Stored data
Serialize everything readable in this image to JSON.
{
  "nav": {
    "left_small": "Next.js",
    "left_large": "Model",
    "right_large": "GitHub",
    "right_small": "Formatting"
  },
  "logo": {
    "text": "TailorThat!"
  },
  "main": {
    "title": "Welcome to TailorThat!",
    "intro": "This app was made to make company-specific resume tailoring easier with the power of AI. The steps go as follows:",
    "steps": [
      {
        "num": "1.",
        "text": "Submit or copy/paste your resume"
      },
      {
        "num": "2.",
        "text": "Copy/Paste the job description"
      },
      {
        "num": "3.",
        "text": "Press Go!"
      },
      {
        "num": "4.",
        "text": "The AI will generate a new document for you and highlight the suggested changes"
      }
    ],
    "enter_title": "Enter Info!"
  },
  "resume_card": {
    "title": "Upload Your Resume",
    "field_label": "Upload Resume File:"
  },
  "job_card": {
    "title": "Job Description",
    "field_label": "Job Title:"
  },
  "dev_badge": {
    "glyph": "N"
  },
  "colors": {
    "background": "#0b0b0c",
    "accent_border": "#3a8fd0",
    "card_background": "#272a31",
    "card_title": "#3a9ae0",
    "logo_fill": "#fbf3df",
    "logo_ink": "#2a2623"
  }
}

What is required: Look above for lines with the word "Upload" and copy them all.

Solution:
    "title": "Upload Your Resume",
    "field_label": "Upload Resume File:"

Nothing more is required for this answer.